§ **DIRECTIONS**:
From the entries below, copy out every line with "JSON" in it.

§ **TASK MATERIAL**:
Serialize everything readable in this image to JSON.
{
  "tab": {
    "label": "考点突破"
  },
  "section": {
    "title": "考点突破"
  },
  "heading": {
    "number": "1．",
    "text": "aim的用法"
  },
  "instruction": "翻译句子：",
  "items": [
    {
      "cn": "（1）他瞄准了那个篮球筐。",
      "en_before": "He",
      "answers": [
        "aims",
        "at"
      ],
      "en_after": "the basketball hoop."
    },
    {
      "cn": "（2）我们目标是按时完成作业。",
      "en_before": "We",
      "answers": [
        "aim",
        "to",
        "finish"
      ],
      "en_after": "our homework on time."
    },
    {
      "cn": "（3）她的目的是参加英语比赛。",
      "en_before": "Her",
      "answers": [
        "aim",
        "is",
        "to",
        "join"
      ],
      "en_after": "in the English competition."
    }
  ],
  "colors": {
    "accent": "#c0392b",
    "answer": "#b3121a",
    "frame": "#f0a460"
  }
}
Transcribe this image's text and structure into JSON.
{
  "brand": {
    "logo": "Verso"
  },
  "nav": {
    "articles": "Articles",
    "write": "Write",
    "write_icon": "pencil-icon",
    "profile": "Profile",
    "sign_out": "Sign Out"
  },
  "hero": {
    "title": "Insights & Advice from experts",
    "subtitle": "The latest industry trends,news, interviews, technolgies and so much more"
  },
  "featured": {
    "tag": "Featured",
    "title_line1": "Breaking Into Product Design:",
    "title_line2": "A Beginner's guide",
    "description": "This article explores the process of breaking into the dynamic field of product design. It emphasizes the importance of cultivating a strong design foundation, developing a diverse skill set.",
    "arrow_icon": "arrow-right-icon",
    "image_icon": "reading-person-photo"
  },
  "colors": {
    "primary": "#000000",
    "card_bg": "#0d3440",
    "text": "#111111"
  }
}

...

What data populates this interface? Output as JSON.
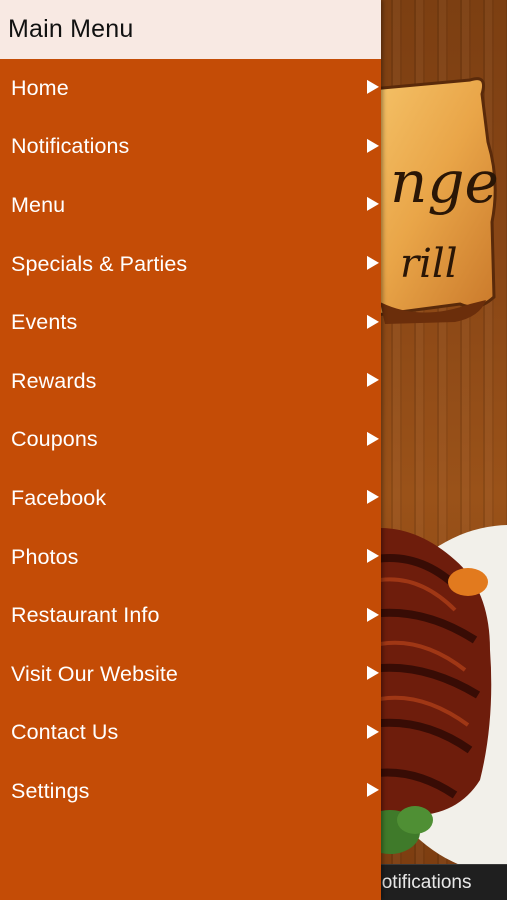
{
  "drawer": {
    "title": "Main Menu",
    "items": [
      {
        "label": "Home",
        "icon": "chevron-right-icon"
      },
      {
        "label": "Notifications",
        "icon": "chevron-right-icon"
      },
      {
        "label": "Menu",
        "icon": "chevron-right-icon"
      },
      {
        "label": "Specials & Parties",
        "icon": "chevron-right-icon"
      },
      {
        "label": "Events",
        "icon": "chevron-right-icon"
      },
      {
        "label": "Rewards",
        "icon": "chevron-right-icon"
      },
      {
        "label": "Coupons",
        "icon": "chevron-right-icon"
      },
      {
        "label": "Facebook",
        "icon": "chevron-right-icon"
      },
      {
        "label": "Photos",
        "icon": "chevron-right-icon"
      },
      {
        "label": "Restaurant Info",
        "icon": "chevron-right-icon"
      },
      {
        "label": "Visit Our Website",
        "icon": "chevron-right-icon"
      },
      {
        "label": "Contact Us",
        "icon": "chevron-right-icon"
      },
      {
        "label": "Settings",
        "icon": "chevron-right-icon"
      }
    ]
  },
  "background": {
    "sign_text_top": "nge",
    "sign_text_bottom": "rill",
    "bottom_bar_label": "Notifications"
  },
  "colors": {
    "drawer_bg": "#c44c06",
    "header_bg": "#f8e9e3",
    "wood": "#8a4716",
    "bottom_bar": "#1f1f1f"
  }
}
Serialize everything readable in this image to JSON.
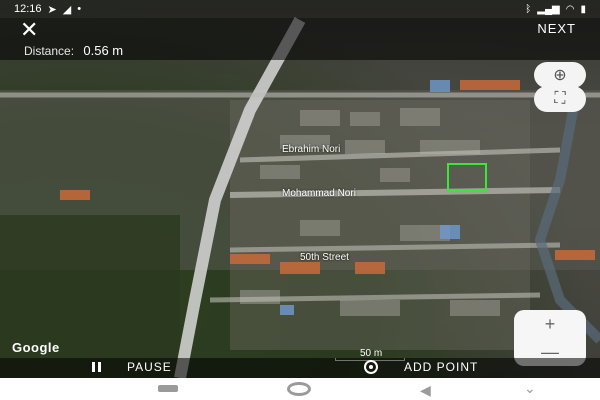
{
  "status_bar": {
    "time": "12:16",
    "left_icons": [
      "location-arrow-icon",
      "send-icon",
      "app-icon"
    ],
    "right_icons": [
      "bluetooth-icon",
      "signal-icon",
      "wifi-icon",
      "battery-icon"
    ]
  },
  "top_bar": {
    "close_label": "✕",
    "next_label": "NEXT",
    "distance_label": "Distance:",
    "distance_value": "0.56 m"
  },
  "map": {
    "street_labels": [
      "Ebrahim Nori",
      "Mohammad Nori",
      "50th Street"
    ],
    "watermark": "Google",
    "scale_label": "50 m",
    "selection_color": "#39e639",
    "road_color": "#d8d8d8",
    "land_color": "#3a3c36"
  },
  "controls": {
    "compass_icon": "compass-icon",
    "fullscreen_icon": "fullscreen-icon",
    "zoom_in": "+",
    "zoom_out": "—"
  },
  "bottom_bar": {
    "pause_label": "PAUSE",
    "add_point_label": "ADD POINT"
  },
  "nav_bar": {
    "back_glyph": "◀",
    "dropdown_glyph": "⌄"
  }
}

§ **COMPLETE OUTPUT**:
Serialize everything readable in this image to JSON.
Transcribe this image's text and structure into JSON.
What data populates this interface? Output as JSON.
Serialize everything readable in this image to JSON.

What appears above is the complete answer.